• To be done
Please write the listing below out again exactly, leaving every picture behind.

• Figure collection entries
================

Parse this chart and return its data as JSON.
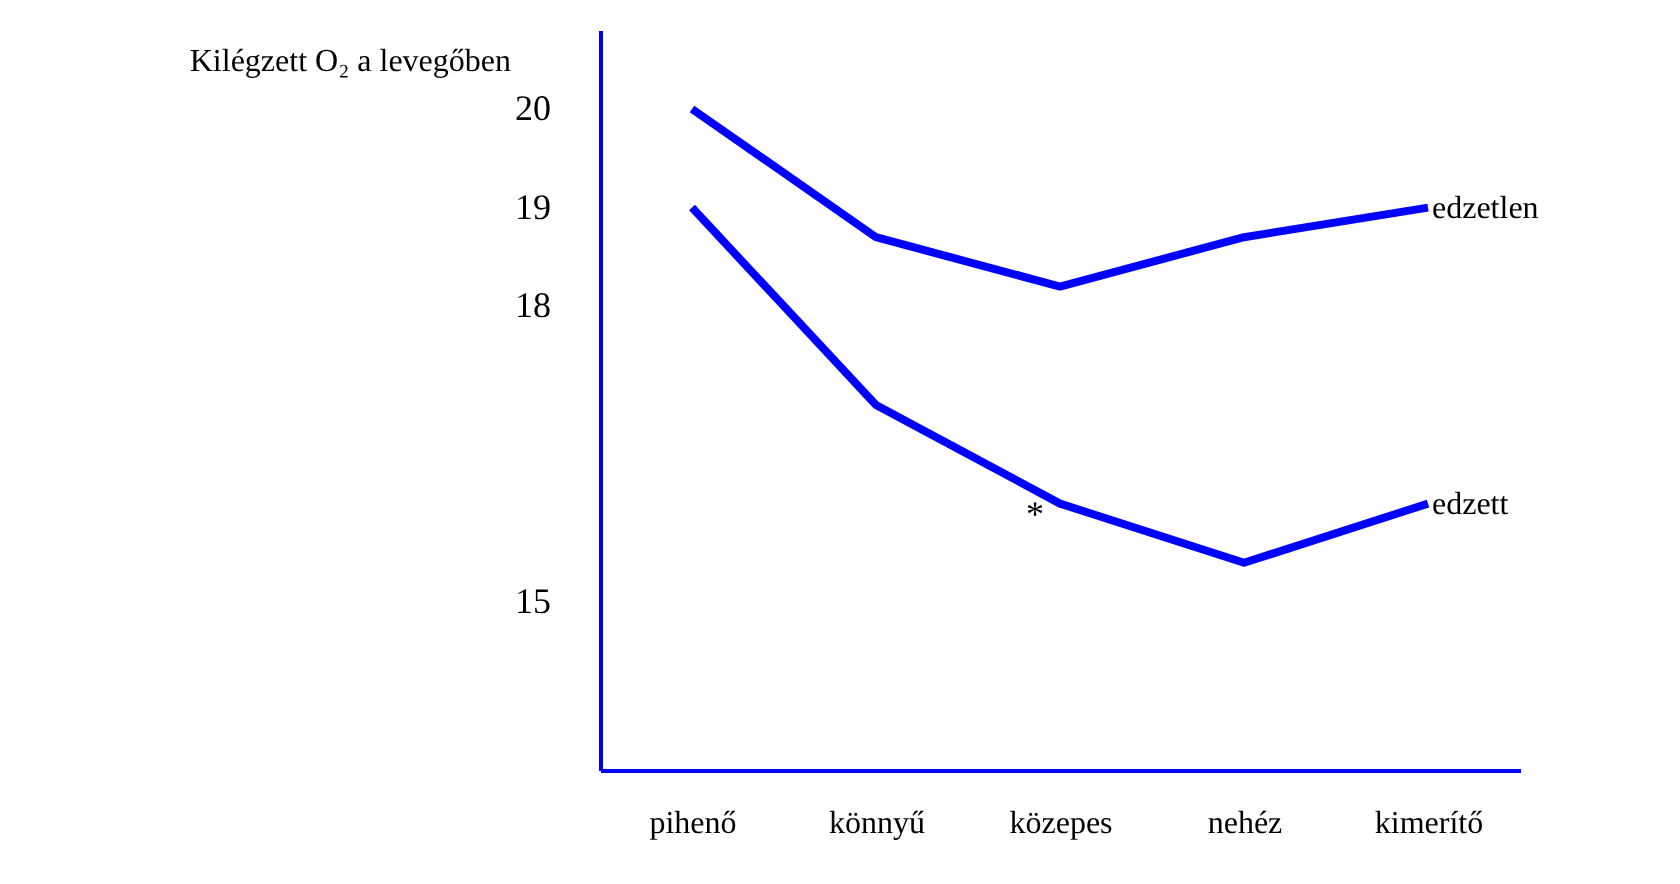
{
  "chart_data": {
    "type": "line",
    "ylabel": "Kilégzett O₂ a levegőben",
    "categories": [
      "pihenő",
      "könnyű",
      "közepes",
      "nehéz",
      "kimerítő"
    ],
    "series": [
      {
        "name": "edzetlen",
        "color": "#0000ff",
        "values": [
          20,
          18.7,
          18.2,
          18.7,
          19
        ]
      },
      {
        "name": "edzett",
        "color": "#0000ff",
        "values": [
          19,
          17,
          16,
          15.4,
          16
        ]
      }
    ],
    "ylim": [
      13.3,
      20.8
    ],
    "yticks": [
      15,
      18,
      19,
      20
    ],
    "grid": false,
    "marker": "none",
    "line_style": "solid",
    "annotations": [
      {
        "text": "*",
        "x": "közepes",
        "y": 16
      }
    ]
  }
}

================

• Output
Parse this chart and return its data as JSON.
{
  "chart_data": {
    "type": "line",
    "ylabel": "Kilégzett O₂ a levegőben",
    "categories": [
      "pihenő",
      "könnyű",
      "közepes",
      "nehéz",
      "kimerítő"
    ],
    "series": [
      {
        "name": "edzetlen",
        "color": "#0000ff",
        "values": [
          20,
          18.7,
          18.2,
          18.7,
          19
        ]
      },
      {
        "name": "edzett",
        "color": "#0000ff",
        "values": [
          19,
          17,
          16,
          15.4,
          16
        ]
      }
    ],
    "ylim": [
      13.3,
      20.8
    ],
    "yticks": [
      15,
      18,
      19,
      20
    ],
    "grid": false,
    "marker": "none",
    "line_style": "solid",
    "annotations": [
      {
        "text": "*",
        "x": "közepes",
        "y": 16
      }
    ]
  }
}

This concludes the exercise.